----- Exercise material
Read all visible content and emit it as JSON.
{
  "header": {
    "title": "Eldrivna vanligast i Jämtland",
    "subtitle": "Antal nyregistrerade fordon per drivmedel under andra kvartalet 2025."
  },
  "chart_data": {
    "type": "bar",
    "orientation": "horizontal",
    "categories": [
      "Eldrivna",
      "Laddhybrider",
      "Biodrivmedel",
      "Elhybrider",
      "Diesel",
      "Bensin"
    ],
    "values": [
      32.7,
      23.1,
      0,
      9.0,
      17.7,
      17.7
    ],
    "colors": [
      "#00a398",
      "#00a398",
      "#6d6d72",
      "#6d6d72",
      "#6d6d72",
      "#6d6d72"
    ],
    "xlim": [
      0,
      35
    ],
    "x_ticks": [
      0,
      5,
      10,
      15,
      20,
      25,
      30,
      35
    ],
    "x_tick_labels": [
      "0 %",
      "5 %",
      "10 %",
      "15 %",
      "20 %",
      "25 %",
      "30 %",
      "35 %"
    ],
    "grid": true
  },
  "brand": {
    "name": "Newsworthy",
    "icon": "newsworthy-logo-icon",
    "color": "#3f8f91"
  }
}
----------
Every entry in the listing must be retyped exactly.

Read all visible content and emit it as JSON.
{
  "header": {
    "title": "Eldrivna vanligast i Jämtland",
    "subtitle": "Antal nyregistrerade fordon per drivmedel under andra kvartalet 2025."
  },
  "chart_data": {
    "type": "bar",
    "orientation": "horizontal",
    "categories": [
      "Eldrivna",
      "Laddhybrider",
      "Biodrivmedel",
      "Elhybrider",
      "Diesel",
      "Bensin"
    ],
    "values": [
      32.7,
      23.1,
      0,
      9.0,
      17.7,
      17.7
    ],
    "colors": [
      "#00a398",
      "#00a398",
      "#6d6d72",
      "#6d6d72",
      "#6d6d72",
      "#6d6d72"
    ],
    "xlim": [
      0,
      35
    ],
    "x_ticks": [
      0,
      5,
      10,
      15,
      20,
      25,
      30,
      35
    ],
    "x_tick_labels": [
      "0 %",
      "5 %",
      "10 %",
      "15 %",
      "20 %",
      "25 %",
      "30 %",
      "35 %"
    ],
    "grid": true
  },
  "brand": {
    "name": "Newsworthy",
    "icon": "newsworthy-logo-icon",
    "color": "#3f8f91"
  }
}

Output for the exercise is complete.